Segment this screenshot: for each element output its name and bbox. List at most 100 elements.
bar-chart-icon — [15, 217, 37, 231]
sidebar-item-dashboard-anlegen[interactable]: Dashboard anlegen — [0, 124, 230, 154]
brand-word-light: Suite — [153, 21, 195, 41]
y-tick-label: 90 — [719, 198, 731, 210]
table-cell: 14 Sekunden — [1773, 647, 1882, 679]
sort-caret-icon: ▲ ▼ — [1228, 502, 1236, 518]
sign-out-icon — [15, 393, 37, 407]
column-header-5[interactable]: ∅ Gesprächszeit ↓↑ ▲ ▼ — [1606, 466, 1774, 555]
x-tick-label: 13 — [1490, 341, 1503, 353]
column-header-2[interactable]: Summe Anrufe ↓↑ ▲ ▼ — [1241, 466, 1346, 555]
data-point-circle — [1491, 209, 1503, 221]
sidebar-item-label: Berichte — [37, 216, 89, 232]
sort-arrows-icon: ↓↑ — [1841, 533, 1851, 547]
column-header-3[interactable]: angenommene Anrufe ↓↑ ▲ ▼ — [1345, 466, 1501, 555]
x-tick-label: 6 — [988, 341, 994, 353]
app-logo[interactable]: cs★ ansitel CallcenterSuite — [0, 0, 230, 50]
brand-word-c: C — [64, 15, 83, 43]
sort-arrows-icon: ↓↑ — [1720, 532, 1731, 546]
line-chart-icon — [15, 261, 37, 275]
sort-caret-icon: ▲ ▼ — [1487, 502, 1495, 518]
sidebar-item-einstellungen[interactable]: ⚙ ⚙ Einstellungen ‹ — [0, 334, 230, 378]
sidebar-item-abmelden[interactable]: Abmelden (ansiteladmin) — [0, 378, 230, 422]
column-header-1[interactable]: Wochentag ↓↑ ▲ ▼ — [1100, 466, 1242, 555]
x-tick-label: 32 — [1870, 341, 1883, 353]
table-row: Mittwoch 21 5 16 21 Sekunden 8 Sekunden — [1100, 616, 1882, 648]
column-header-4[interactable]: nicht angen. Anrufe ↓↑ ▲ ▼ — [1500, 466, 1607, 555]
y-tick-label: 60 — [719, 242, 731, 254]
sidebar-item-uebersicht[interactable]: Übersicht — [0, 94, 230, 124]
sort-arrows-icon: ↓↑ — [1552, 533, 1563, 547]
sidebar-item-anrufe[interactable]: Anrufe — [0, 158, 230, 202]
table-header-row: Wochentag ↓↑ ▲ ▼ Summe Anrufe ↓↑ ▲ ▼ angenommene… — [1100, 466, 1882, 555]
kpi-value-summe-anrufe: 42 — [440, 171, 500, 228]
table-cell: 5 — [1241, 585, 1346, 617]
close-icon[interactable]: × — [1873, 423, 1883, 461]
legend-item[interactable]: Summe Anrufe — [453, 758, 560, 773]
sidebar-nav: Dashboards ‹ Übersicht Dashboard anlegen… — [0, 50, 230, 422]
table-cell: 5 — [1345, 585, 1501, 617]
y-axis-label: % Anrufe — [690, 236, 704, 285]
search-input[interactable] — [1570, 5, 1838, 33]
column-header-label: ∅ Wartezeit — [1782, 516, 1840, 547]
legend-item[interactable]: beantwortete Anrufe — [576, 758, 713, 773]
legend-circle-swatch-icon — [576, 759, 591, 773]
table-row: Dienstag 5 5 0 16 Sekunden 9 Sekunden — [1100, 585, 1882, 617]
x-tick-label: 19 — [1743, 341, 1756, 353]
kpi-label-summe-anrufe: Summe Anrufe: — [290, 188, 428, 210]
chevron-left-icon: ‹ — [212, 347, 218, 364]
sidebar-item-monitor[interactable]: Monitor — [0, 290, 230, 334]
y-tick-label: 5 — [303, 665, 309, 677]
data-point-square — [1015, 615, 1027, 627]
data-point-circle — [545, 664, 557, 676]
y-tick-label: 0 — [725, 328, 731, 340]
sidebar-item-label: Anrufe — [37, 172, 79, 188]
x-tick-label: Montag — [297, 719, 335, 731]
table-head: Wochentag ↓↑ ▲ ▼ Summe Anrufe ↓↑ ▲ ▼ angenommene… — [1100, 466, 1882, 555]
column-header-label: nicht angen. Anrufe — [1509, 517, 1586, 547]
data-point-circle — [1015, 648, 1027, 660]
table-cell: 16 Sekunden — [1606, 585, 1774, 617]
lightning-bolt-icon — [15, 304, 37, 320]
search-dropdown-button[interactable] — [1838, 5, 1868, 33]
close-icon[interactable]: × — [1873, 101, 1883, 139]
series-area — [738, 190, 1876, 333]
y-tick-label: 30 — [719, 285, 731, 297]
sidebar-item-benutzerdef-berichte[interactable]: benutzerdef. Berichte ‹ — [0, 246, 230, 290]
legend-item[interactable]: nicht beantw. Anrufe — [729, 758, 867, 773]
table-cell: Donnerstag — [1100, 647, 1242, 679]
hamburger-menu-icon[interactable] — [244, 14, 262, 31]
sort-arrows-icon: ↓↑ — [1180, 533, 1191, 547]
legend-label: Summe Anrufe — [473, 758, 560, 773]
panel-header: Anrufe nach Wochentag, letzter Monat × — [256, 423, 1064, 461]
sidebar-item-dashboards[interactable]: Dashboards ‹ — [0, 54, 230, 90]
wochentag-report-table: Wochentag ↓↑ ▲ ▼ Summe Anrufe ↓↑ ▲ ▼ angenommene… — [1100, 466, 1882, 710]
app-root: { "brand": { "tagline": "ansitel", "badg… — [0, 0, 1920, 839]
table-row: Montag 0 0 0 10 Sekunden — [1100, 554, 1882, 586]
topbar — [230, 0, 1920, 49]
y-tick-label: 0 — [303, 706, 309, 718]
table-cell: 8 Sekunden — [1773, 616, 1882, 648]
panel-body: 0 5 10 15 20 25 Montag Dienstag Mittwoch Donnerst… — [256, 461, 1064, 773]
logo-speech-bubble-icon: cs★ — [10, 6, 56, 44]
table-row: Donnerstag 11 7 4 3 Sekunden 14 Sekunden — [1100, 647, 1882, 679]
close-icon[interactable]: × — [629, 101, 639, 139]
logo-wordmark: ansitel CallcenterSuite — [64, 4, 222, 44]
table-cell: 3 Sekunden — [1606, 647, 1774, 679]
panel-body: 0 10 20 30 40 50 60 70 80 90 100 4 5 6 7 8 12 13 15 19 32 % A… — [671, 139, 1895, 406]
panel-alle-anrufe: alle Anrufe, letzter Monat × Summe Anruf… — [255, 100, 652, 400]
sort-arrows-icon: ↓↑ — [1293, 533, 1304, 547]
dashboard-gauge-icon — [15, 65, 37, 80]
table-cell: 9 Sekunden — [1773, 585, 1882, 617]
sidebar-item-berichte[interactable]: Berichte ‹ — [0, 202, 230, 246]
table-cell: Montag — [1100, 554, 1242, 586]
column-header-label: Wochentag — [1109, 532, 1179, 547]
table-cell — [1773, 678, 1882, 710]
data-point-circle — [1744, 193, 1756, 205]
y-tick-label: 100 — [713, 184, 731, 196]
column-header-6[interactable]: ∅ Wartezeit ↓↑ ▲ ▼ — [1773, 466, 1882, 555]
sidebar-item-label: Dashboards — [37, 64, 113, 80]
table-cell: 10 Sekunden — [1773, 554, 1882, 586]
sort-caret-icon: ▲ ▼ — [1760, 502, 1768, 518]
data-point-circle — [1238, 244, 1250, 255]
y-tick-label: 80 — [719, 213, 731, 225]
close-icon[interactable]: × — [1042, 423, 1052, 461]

###

What to do - Please restate the preceding entries word for word.

Task response -
Segment this screenshot: for each element output its name and bbox. List at most 100 elements.
bar-chart-icon — [15, 217, 37, 231]
sidebar-item-dashboard-anlegen[interactable]: Dashboard anlegen — [0, 124, 230, 154]
brand-word-light: Suite — [153, 21, 195, 41]
y-tick-label: 90 — [719, 198, 731, 210]
table-cell: 14 Sekunden — [1773, 647, 1882, 679]
sort-caret-icon: ▲ ▼ — [1228, 502, 1236, 518]
sign-out-icon — [15, 393, 37, 407]
column-header-5[interactable]: ∅ Gesprächszeit ↓↑ ▲ ▼ — [1606, 466, 1774, 555]
x-tick-label: 13 — [1490, 341, 1503, 353]
column-header-2[interactable]: Summe Anrufe ↓↑ ▲ ▼ — [1241, 466, 1346, 555]
data-point-circle — [1491, 209, 1503, 221]
sidebar-item-label: Berichte — [37, 216, 89, 232]
sort-arrows-icon: ↓↑ — [1841, 533, 1851, 547]
column-header-3[interactable]: angenommene Anrufe ↓↑ ▲ ▼ — [1345, 466, 1501, 555]
x-tick-label: 6 — [988, 341, 994, 353]
app-logo[interactable]: cs★ ansitel CallcenterSuite — [0, 0, 230, 50]
brand-word-c: C — [64, 15, 83, 43]
sort-arrows-icon: ↓↑ — [1720, 532, 1731, 546]
line-chart-icon — [15, 261, 37, 275]
sort-caret-icon: ▲ ▼ — [1487, 502, 1495, 518]
sidebar-item-einstellungen[interactable]: ⚙ ⚙ Einstellungen ‹ — [0, 334, 230, 378]
sidebar-item-abmelden[interactable]: Abmelden (ansiteladmin) — [0, 378, 230, 422]
column-header-1[interactable]: Wochentag ↓↑ ▲ ▼ — [1100, 466, 1242, 555]
x-tick-label: 32 — [1870, 341, 1883, 353]
table-row: Mittwoch 21 5 16 21 Sekunden 8 Sekunden — [1100, 616, 1882, 648]
column-header-4[interactable]: nicht angen. Anrufe ↓↑ ▲ ▼ — [1500, 466, 1607, 555]
y-tick-label: 60 — [719, 242, 731, 254]
sidebar-item-uebersicht[interactable]: Übersicht — [0, 94, 230, 124]
sort-arrows-icon: ↓↑ — [1552, 533, 1563, 547]
sidebar-item-anrufe[interactable]: Anrufe — [0, 158, 230, 202]
table-header-row: Wochentag ↓↑ ▲ ▼ Summe Anrufe ↓↑ ▲ ▼ angenommene… — [1100, 466, 1882, 555]
kpi-value-summe-anrufe: 42 — [440, 171, 500, 228]
table-cell: 5 — [1241, 585, 1346, 617]
close-icon[interactable]: × — [1873, 423, 1883, 461]
legend-item[interactable]: Summe Anrufe — [453, 758, 560, 773]
sidebar-nav: Dashboards ‹ Übersicht Dashboard anlegen… — [0, 50, 230, 422]
table-cell: 5 — [1345, 585, 1501, 617]
y-axis-label: % Anrufe — [690, 236, 704, 285]
search-input[interactable] — [1570, 5, 1838, 33]
column-header-label: ∅ Wartezeit — [1782, 516, 1840, 547]
legend-item[interactable]: beantwortete Anrufe — [576, 758, 713, 773]
legend-circle-swatch-icon — [576, 759, 591, 773]
table-row: Dienstag 5 5 0 16 Sekunden 9 Sekunden — [1100, 585, 1882, 617]
x-tick-label: 19 — [1743, 341, 1756, 353]
kpi-label-summe-anrufe: Summe Anrufe: — [290, 188, 428, 210]
chevron-left-icon: ‹ — [212, 347, 218, 364]
sidebar-item-monitor[interactable]: Monitor — [0, 290, 230, 334]
y-tick-label: 5 — [303, 665, 309, 677]
data-point-square — [1015, 615, 1027, 627]
data-point-circle — [545, 664, 557, 676]
y-tick-label: 0 — [725, 328, 731, 340]
sidebar-item-label: Anrufe — [37, 172, 79, 188]
x-tick-label: Montag — [297, 719, 335, 731]
table-head: Wochentag ↓↑ ▲ ▼ Summe Anrufe ↓↑ ▲ ▼ angenommene… — [1100, 466, 1882, 555]
column-header-label: nicht angen. Anrufe — [1509, 517, 1586, 547]
data-point-circle — [1015, 648, 1027, 660]
table-cell: 16 Sekunden — [1606, 585, 1774, 617]
lightning-bolt-icon — [15, 304, 37, 320]
search-dropdown-button[interactable] — [1838, 5, 1868, 33]
close-icon[interactable]: × — [1873, 101, 1883, 139]
series-area — [738, 190, 1876, 333]
y-tick-label: 30 — [719, 285, 731, 297]
sidebar-item-benutzerdef-berichte[interactable]: benutzerdef. Berichte ‹ — [0, 246, 230, 290]
legend-item[interactable]: nicht beantw. Anrufe — [729, 758, 867, 773]
table-cell: Donnerstag — [1100, 647, 1242, 679]
hamburger-menu-icon[interactable] — [244, 14, 262, 31]
sort-arrows-icon: ↓↑ — [1180, 533, 1191, 547]
legend-label: Summe Anrufe — [473, 758, 560, 773]
panel-header: Anrufe nach Wochentag, letzter Monat × — [256, 423, 1064, 461]
sidebar-item-dashboards[interactable]: Dashboards ‹ — [0, 54, 230, 90]
wochentag-report-table: Wochentag ↓↑ ▲ ▼ Summe Anrufe ↓↑ ▲ ▼ angenommene… — [1100, 466, 1882, 710]
app-root: { "brand": { "tagline": "ansitel", "badg… — [0, 0, 1920, 839]
table-row: Montag 0 0 0 10 Sekunden — [1100, 554, 1882, 586]
topbar — [230, 0, 1920, 49]
y-tick-label: 0 — [303, 706, 309, 718]
table-cell: 8 Sekunden — [1773, 616, 1882, 648]
panel-body: 0 5 10 15 20 25 Montag Dienstag Mittwoch Donnerst… — [256, 461, 1064, 773]
logo-speech-bubble-icon: cs★ — [10, 6, 56, 44]
table-row: Donnerstag 11 7 4 3 Sekunden 14 Sekunden — [1100, 647, 1882, 679]
close-icon[interactable]: × — [629, 101, 639, 139]
logo-wordmark: ansitel CallcenterSuite — [64, 4, 222, 44]
table-cell: 3 Sekunden — [1606, 647, 1774, 679]
panel-body: 0 10 20 30 40 50 60 70 80 90 100 4 5 6 7 8 12 13 15 19 32 % A… — [671, 139, 1895, 406]
panel-alle-anrufe: alle Anrufe, letzter Monat × Summe Anruf… — [255, 100, 652, 400]
sort-arrows-icon: ↓↑ — [1293, 533, 1304, 547]
dashboard-gauge-icon — [15, 65, 37, 80]
table-cell: 9 Sekunden — [1773, 585, 1882, 617]
sidebar-item-berichte[interactable]: Berichte ‹ — [0, 202, 230, 246]
table-cell: Montag — [1100, 554, 1242, 586]
column-header-label: Wochentag — [1109, 532, 1179, 547]
table-cell — [1773, 678, 1882, 710]
data-point-circle — [1744, 193, 1756, 205]
y-tick-label: 100 — [713, 184, 731, 196]
column-header-6[interactable]: ∅ Wartezeit ↓↑ ▲ ▼ — [1773, 466, 1882, 555]
sidebar-item-label: Dashboards — [37, 64, 113, 80]
table-cell: 10 Sekunden — [1773, 554, 1882, 586]
sort-caret-icon: ▲ ▼ — [1760, 502, 1768, 518]
data-point-circle — [1238, 244, 1250, 255]
y-tick-label: 80 — [719, 213, 731, 225]
close-icon[interactable]: × — [1042, 423, 1052, 461]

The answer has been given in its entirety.